### Written problem 1
Please express the records starting at the line that contains "Identify all the" and ending at the line that contains "menu-item-label: 3. Fader" as a Markdown table with the columns Row and Line, leaving out blank lines.

### Page
## Begin

# NCEES Problem 108



## jdd18vm (Jan 20, 2007)

Sorry if this seems fundamental, but if someone could give me their thoughts.

A Sinusoidal voltage of vt=[50 cos(ωt + 45) + 28.28 cos(ωt)] V is applied across a 5Ω resistor. the Average power (W) deliverd to the Resistor is most nearly?

I see, and can follow the solution, but dont understand the reasoning? Specifically what to do with the two components of the voltage.

John


----------



## Art (Jan 20, 2007)

convert to phasors

one will have an angle of 45, the other zero

convert to polar and add...

then back to phasor

divide the |V| by sqrt of 2 (avg)

then square it and divide by 5...S = V^2/R

back to polar for the real power

or cos (arctan Q/P) x phasor magnitude...pf x |S|


----------



## Dark Knight (Jan 20, 2007)

I am trying to remember the specifics of the problem but I had similar concerns. I believe the equation of the sinusoidal signal shows two components. One with a magnitude V1 and an angle of 45 degrees and another component V2 with and angle of 0. If you add the two of them, vectorial or converting it two rectangular, you will get the magnitude of the voltage applied to the resistor.

I will look for my Basic Circuits book, don't know where the heck it is, but I do remember finding the "why" there. If I am not wrong, and I usually am, the issue issue is that the signal it is not a pure sinusoidal wave and has two components. The basic form of the sinusoidal wave is V (sin(omegat + alpha)).

Well...I will stop making a fool of myself




and will get back to you with the basis.

## End

### Written problem 2
Change the thread about the NCEES problem starting at "or cos (arctan" and ending at "to the resistor." by replacing "rectangular" with "polar".

### Input rows
## Begin

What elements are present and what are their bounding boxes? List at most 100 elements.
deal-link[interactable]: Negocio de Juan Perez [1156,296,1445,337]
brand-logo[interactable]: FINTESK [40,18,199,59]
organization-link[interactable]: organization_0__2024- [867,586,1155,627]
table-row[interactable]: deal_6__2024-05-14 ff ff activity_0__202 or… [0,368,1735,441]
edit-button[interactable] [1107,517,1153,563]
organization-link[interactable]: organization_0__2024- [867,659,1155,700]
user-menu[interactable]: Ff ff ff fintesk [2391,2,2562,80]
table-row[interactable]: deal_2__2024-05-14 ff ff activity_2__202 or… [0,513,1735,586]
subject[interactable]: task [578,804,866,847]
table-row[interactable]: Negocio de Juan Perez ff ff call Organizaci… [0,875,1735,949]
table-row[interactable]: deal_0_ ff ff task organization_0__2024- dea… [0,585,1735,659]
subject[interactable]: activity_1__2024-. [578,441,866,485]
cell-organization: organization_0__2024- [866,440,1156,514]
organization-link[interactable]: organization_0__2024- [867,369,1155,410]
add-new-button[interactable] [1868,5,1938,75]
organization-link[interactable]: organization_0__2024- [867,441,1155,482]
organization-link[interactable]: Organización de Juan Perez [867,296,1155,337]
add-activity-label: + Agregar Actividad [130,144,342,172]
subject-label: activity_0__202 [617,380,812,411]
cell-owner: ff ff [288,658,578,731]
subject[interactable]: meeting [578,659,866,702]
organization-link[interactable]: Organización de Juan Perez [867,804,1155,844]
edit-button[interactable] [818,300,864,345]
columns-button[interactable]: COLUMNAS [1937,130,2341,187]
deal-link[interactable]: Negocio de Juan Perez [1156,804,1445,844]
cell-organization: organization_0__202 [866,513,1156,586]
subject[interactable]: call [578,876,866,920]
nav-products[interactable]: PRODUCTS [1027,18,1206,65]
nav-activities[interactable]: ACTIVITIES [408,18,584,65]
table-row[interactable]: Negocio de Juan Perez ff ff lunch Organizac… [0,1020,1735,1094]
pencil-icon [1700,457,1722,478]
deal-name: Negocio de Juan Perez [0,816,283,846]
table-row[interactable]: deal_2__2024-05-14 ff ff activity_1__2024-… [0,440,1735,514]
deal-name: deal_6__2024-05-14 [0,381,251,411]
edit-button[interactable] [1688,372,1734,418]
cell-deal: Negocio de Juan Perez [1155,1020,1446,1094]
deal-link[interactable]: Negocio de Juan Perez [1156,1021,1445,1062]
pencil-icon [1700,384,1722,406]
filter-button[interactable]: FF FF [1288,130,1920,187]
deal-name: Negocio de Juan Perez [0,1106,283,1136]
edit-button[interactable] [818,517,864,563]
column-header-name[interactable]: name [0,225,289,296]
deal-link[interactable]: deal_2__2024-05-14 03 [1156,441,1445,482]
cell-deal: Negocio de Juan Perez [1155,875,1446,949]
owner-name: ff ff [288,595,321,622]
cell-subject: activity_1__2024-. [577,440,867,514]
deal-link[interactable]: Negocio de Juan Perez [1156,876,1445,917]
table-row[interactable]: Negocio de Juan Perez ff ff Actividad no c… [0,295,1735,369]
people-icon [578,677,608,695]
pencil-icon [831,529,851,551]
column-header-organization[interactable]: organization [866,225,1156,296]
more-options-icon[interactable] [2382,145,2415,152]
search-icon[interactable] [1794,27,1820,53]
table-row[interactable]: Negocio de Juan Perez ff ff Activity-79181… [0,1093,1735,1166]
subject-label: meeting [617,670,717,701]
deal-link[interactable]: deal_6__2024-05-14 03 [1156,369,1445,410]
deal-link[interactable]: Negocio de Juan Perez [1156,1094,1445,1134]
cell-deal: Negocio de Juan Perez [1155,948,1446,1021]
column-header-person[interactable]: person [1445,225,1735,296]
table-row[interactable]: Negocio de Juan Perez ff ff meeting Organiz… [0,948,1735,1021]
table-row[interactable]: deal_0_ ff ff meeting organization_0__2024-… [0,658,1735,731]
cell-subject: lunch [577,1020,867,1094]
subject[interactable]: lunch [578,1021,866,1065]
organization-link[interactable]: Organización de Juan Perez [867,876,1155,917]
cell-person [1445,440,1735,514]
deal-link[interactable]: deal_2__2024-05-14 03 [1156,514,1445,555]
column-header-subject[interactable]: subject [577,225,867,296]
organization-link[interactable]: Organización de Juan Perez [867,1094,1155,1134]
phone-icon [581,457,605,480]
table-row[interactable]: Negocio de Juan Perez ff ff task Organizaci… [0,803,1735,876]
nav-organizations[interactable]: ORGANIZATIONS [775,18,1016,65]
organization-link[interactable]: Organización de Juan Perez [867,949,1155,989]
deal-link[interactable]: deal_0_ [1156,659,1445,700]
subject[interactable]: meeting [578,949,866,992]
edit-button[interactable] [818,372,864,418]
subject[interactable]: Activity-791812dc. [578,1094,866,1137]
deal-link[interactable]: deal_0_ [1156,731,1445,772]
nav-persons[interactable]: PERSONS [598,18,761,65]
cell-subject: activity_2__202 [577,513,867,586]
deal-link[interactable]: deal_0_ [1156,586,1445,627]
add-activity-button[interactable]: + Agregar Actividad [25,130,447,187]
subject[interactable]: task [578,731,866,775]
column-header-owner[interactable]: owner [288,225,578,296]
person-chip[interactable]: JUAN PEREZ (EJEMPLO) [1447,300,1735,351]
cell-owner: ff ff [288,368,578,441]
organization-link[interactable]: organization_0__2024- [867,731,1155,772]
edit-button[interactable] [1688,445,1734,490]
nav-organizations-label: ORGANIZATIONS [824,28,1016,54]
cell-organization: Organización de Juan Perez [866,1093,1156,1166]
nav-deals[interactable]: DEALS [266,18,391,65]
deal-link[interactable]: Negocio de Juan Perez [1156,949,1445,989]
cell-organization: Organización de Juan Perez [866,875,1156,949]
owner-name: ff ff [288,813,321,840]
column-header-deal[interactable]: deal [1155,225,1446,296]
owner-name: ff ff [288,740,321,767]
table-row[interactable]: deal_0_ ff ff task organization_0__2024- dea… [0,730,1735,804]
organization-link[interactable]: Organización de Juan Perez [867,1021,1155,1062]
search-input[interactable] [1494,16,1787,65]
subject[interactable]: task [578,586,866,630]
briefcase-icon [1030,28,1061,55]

## End
## Begin

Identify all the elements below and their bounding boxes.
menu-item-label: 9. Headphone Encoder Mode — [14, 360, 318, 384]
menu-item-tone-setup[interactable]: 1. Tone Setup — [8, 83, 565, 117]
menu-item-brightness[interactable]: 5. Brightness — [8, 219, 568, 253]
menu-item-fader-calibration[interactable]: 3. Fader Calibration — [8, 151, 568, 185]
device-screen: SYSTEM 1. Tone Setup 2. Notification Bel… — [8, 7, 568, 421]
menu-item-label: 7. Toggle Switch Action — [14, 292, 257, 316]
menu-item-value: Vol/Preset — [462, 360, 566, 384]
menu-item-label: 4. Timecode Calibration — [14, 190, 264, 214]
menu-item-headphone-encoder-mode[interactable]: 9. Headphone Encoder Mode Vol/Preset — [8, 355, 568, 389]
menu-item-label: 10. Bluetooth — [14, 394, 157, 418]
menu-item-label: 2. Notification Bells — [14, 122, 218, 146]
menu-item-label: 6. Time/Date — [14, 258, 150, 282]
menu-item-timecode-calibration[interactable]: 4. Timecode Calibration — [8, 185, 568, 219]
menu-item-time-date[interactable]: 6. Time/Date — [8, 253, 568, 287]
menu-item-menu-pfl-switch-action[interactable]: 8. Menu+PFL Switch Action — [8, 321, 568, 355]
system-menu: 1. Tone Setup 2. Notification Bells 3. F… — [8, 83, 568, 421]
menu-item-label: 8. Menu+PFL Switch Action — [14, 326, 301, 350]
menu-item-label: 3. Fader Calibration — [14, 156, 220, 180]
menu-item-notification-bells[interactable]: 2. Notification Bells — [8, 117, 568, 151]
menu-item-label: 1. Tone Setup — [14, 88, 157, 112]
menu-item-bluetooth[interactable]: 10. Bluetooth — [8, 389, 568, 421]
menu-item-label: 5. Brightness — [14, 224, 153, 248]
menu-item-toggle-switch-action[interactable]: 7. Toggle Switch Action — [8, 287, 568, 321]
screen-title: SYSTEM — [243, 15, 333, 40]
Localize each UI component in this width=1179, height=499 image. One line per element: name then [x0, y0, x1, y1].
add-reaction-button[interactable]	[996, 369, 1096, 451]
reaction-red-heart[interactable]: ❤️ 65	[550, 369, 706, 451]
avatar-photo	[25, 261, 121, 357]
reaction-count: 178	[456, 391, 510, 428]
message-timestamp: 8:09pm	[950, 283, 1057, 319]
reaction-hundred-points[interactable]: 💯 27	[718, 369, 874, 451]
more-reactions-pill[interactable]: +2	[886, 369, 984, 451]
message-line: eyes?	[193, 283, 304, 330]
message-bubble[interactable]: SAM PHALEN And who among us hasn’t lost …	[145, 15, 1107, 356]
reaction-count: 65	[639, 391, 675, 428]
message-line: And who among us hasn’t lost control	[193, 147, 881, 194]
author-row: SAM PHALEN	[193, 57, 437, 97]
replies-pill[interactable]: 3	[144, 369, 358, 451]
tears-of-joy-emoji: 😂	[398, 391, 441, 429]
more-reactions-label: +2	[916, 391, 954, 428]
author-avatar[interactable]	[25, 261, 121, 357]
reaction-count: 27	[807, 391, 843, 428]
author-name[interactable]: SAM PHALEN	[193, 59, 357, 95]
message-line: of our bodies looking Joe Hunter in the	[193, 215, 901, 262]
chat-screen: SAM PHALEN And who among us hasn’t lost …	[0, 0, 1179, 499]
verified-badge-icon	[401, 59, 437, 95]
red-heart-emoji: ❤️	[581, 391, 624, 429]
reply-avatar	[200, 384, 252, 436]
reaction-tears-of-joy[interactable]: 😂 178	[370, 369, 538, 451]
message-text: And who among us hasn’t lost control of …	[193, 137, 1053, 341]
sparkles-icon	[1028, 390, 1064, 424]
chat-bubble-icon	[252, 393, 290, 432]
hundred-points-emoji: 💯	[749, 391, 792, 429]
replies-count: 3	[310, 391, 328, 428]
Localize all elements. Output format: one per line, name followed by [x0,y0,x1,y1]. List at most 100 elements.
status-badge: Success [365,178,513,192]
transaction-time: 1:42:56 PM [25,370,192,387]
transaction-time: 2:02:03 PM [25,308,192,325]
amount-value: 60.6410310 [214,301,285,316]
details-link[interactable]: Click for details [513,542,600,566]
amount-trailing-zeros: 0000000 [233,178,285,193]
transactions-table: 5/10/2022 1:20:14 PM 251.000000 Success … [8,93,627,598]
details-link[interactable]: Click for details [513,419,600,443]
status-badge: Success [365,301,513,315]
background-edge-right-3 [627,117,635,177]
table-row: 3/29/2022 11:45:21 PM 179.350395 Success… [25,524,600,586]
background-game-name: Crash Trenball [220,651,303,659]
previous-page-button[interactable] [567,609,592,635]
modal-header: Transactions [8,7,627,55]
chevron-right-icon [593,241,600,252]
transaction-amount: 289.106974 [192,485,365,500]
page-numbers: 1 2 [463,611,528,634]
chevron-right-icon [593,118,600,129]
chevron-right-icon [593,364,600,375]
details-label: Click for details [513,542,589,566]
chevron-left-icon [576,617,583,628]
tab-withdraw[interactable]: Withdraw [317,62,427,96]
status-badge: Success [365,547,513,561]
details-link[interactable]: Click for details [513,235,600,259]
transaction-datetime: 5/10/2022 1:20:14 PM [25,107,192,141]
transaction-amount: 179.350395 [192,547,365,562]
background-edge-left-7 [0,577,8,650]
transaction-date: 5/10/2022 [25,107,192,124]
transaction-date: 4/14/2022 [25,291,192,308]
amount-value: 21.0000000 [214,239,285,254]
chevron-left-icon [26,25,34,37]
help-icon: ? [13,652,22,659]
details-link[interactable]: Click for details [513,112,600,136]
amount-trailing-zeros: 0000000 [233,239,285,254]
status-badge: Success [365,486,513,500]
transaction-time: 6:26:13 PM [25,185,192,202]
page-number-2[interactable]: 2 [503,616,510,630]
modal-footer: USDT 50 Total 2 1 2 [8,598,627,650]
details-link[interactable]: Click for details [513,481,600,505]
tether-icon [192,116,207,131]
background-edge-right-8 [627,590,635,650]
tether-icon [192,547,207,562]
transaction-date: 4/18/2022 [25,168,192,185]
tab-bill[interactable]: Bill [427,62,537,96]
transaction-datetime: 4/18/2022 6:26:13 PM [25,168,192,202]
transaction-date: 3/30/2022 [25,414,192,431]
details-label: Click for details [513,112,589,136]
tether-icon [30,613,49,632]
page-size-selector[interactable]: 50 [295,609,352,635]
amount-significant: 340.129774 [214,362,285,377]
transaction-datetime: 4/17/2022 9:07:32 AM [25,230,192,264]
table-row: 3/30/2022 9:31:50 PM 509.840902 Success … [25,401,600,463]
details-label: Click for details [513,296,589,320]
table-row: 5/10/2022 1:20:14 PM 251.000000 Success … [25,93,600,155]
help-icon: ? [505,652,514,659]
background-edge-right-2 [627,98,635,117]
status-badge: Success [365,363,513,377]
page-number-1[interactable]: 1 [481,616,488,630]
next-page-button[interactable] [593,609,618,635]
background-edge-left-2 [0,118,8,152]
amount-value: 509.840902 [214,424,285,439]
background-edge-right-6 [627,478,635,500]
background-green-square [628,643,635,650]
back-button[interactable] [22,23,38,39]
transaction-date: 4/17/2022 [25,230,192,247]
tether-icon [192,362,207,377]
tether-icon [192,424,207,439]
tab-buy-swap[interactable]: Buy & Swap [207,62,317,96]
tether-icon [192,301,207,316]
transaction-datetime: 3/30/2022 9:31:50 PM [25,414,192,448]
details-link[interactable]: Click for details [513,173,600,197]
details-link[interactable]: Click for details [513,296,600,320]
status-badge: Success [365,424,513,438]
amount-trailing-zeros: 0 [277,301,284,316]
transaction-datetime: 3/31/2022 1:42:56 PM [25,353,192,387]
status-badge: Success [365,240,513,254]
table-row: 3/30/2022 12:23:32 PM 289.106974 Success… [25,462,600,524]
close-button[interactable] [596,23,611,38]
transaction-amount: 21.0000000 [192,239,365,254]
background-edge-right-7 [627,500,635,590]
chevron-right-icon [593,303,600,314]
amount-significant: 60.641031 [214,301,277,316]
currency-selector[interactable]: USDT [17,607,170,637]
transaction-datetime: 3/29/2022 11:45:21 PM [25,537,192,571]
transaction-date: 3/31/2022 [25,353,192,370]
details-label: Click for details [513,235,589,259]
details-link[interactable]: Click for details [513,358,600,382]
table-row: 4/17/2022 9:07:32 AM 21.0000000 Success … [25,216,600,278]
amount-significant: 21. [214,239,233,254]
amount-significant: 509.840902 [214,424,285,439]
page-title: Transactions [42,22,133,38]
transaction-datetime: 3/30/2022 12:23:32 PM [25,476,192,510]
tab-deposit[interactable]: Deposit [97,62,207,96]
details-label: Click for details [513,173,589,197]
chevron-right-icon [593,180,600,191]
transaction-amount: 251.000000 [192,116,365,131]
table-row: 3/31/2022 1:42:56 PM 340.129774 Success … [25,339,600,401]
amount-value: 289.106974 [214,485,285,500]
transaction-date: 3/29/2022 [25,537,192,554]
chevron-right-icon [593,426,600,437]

## End

### Written response 1
| Row | Line |
|---|---|
| 1 | Identify all the elements below and their bounding boxes. |
| 2 | menu-item-label: 9. Headphone Encoder Mode — [14, 360, 318, 384] |
| 3 | menu-item-tone-setup[interactable]: 1. Tone Setup — [8, 83, 565, 117] |
| 4 | menu-item-brightness[interactable]: 5. Brightness — [8, 219, 568, 253] |
| 5 | menu-item-fader-calibration[interactable]: 3. Fader Calibration — [8, 151, 568, 185] |
| 6 | device-screen: SYSTEM 1. Tone Setup 2. Notification Bel… — [8, 7, 568, 421] |
| 7 | menu-item-label: 7. Toggle Switch Action — [14, 292, 257, 316] |
| 8 | menu-item-value: Vol/Preset — [462, 360, 566, 384] |
| 9 | menu-item-label: 4. Timecode Calibration — [14, 190, 264, 214] |
| 10 | menu-item-headphone-encoder-mode[interactable]: 9. Headphone Encoder Mode Vol/Preset — [8, 355, 568, 389] |
| 11 | menu-item-label: 10. Bluetooth — [14, 394, 157, 418] |
| 12 | menu-item-label: 2. Notification Bells — [14, 122, 218, 146] |
| 13 | menu-item-label: 6. Time/Date — [14, 258, 150, 282] |
| 14 | menu-item-timecode-calibration[interactable]: 4. Timecode Calibration — [8, 185, 568, 219] |
| 15 | menu-item-time-date[interactable]: 6. Time/Date — [8, 253, 568, 287] |
| 16 | menu-item-menu-pfl-switch-action[interactable]: 8. Menu+PFL Switch Action — [8, 321, 568, 355] |
| 17 | system-menu: 1. Tone Setup 2. Notification Bells 3. F… — [8, 83, 568, 421] |
| 18 | menu-item-label: 8. Menu+PFL Switch Action — [14, 326, 301, 350] |
| 19 | menu-item-label: 3. Fader Calibration — [14, 156, 220, 180] |

### Written response 2
or cos (arctan Q/P) x phasor magnitude...pf x |S|


----------



## Dark Knight (Jan 20, 2007)

I am trying to remember the specifics of the problem but I had similar concerns. I believe the equation of the sinusoidal signal shows two components. One with a magnitude V1 and an angle of 45 degrees and another component V2 with and angle of 0. If you add the two of them, vectorial or converting it two polar, you will get the magnitude of the voltage applied to the resistor.